● What is being asked: Write the data out again, exactly as given.

● Record list:
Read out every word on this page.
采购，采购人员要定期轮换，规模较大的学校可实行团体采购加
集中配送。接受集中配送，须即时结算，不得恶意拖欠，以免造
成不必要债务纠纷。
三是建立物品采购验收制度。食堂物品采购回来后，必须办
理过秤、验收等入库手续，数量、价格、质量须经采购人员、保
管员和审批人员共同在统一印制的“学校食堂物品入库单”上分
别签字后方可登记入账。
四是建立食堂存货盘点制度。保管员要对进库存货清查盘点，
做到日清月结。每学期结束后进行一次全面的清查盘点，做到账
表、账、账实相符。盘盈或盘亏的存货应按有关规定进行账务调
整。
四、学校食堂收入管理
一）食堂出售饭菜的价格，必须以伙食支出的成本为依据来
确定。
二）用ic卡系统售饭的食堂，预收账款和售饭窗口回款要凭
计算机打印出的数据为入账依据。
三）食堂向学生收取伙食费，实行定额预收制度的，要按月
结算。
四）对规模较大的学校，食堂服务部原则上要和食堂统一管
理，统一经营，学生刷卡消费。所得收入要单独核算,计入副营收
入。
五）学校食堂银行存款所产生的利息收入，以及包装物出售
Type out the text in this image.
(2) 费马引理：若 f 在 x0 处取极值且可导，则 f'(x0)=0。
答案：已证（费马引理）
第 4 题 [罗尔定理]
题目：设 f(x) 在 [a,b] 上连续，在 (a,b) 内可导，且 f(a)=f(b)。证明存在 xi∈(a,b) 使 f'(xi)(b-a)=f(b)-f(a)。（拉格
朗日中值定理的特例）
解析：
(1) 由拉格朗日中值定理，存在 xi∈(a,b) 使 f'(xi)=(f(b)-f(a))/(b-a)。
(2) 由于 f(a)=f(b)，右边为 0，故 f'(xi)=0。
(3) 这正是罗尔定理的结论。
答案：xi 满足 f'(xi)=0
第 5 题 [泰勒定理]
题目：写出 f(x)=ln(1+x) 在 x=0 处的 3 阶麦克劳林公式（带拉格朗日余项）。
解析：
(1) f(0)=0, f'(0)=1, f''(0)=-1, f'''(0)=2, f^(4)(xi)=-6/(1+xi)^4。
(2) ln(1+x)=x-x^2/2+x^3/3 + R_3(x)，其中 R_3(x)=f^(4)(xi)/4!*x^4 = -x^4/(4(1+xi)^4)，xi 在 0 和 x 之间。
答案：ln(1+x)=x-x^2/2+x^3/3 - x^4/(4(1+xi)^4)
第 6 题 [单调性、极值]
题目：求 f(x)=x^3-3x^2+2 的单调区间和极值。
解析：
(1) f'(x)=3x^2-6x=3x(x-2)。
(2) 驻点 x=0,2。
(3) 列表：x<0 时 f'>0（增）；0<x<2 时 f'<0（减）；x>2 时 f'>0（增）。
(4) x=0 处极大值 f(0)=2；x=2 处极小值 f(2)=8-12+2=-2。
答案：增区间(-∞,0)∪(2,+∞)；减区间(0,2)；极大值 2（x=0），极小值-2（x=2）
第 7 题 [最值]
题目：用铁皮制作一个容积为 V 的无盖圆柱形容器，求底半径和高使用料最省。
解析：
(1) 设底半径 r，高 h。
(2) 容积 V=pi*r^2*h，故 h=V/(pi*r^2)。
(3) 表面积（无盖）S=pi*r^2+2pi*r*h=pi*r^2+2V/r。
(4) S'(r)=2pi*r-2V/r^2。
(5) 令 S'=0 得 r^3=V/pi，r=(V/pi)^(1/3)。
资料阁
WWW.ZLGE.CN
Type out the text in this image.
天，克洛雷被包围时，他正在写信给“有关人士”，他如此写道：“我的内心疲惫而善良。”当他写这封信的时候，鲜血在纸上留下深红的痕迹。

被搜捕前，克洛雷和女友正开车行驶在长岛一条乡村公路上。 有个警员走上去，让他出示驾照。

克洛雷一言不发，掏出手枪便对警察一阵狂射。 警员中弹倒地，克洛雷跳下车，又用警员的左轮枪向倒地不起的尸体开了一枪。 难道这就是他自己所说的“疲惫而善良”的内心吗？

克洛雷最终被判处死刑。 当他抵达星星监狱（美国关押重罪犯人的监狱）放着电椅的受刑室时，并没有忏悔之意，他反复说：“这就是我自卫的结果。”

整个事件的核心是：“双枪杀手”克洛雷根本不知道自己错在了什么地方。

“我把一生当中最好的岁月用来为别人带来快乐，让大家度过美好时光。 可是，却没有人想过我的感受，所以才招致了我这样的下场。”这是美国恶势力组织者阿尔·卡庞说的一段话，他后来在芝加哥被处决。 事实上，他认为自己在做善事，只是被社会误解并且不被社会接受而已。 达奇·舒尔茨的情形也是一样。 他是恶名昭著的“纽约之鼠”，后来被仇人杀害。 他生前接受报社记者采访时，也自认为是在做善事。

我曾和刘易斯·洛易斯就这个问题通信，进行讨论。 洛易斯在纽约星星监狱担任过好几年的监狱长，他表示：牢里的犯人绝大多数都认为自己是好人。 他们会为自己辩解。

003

● Solution to the problem:
Read out every word on this page.
采购，采购人员要定期轮换，规模较大的学校可实行团体采购加
集中配送。接受集中配送，须即时结算，不得恶意拖欠，以免造
成不必要债务纠纷。
三是建立物品采购验收制度。食堂物品采购回来后，必须办
理过秤、验收等入库手续，数量、价格、质量须经采购人员、保
管员和审批人员共同在统一印制的“学校食堂物品入库单”上分
别签字后方可登记入账。
四是建立食堂存货盘点制度。保管员要对进库存货清查盘点，
做到日清月结。每学期结束后进行一次全面的清查盘点，做到账
表、账、账实相符。盘盈或盘亏的存货应按有关规定进行账务调
整。
四、学校食堂收入管理
一）食堂出售饭菜的价格，必须以伙食支出的成本为依据来
确定。
二）用ic卡系统售饭的食堂，预收账款和售饭窗口回款要凭
计算机打印出的数据为入账依据。
三）食堂向学生收取伙食费，实行定额预收制度的，要按月
结算。
四）对规模较大的学校，食堂服务部原则上要和食堂统一管
理，统一经营，学生刷卡消费。所得收入要单独核算,计入副营收
入。
五）学校食堂银行存款所产生的利息收入，以及包装物出售
Type out the text in this image.
(2) 费马引理：若 f 在 x0 处取极值且可导，则 f'(x0)=0。
答案：已证（费马引理）
第 4 题 [罗尔定理]
题目：设 f(x) 在 [a,b] 上连续，在 (a,b) 内可导，且 f(a)=f(b)。证明存在 xi∈(a,b) 使 f'(xi)(b-a)=f(b)-f(a)。（拉格
朗日中值定理的特例）
解析：
(1) 由拉格朗日中值定理，存在 xi∈(a,b) 使 f'(xi)=(f(b)-f(a))/(b-a)。
(2) 由于 f(a)=f(b)，右边为 0，故 f'(xi)=0。
(3) 这正是罗尔定理的结论。
答案：xi 满足 f'(xi)=0
第 5 题 [泰勒定理]
题目：写出 f(x)=ln(1+x) 在 x=0 处的 3 阶麦克劳林公式（带拉格朗日余项）。
解析：
(1) f(0)=0, f'(0)=1, f''(0)=-1, f'''(0)=2, f^(4)(xi)=-6/(1+xi)^4。
(2) ln(1+x)=x-x^2/2+x^3/3 + R_3(x)，其中 R_3(x)=f^(4)(xi)/4!*x^4 = -x^4/(4(1+xi)^4)，xi 在 0 和 x 之间。
答案：ln(1+x)=x-x^2/2+x^3/3 - x^4/(4(1+xi)^4)
第 6 题 [单调性、极值]
题目：求 f(x)=x^3-3x^2+2 的单调区间和极值。
解析：
(1) f'(x)=3x^2-6x=3x(x-2)。
(2) 驻点 x=0,2。
(3) 列表：x<0 时 f'>0（增）；0<x<2 时 f'<0（减）；x>2 时 f'>0（增）。
(4) x=0 处极大值 f(0)=2；x=2 处极小值 f(2)=8-12+2=-2。
答案：增区间(-∞,0)∪(2,+∞)；减区间(0,2)；极大值 2（x=0），极小值-2（x=2）
第 7 题 [最值]
题目：用铁皮制作一个容积为 V 的无盖圆柱形容器，求底半径和高使用料最省。
解析：
(1) 设底半径 r，高 h。
(2) 容积 V=pi*r^2*h，故 h=V/(pi*r^2)。
(3) 表面积（无盖）S=pi*r^2+2pi*r*h=pi*r^2+2V/r。
(4) S'(r)=2pi*r-2V/r^2。
(5) 令 S'=0 得 r^3=V/pi，r=(V/pi)^(1/3)。
资料阁
WWW.ZLGE.CN
Type out the text in this image.
天，克洛雷被包围时，他正在写信给“有关人士”，他如此写道：“我的内心疲惫而善良。”当他写这封信的时候，鲜血在纸上留下深红的痕迹。

被搜捕前，克洛雷和女友正开车行驶在长岛一条乡村公路上。 有个警员走上去，让他出示驾照。

克洛雷一言不发，掏出手枪便对警察一阵狂射。 警员中弹倒地，克洛雷跳下车，又用警员的左轮枪向倒地不起的尸体开了一枪。 难道这就是他自己所说的“疲惫而善良”的内心吗？

克洛雷最终被判处死刑。 当他抵达星星监狱（美国关押重罪犯人的监狱）放着电椅的受刑室时，并没有忏悔之意，他反复说：“这就是我自卫的结果。”

整个事件的核心是：“双枪杀手”克洛雷根本不知道自己错在了什么地方。

“我把一生当中最好的岁月用来为别人带来快乐，让大家度过美好时光。 可是，却没有人想过我的感受，所以才招致了我这样的下场。”这是美国恶势力组织者阿尔·卡庞说的一段话，他后来在芝加哥被处决。 事实上，他认为自己在做善事，只是被社会误解并且不被社会接受而已。 达奇·舒尔茨的情形也是一样。 他是恶名昭著的“纽约之鼠”，后来被仇人杀害。 他生前接受报社记者采访时，也自认为是在做善事。

我曾和刘易斯·洛易斯就这个问题通信，进行讨论。 洛易斯在纽约星星监狱担任过好几年的监狱长，他表示：牢里的犯人绝大多数都认为自己是好人。 他们会为自己辩解。

003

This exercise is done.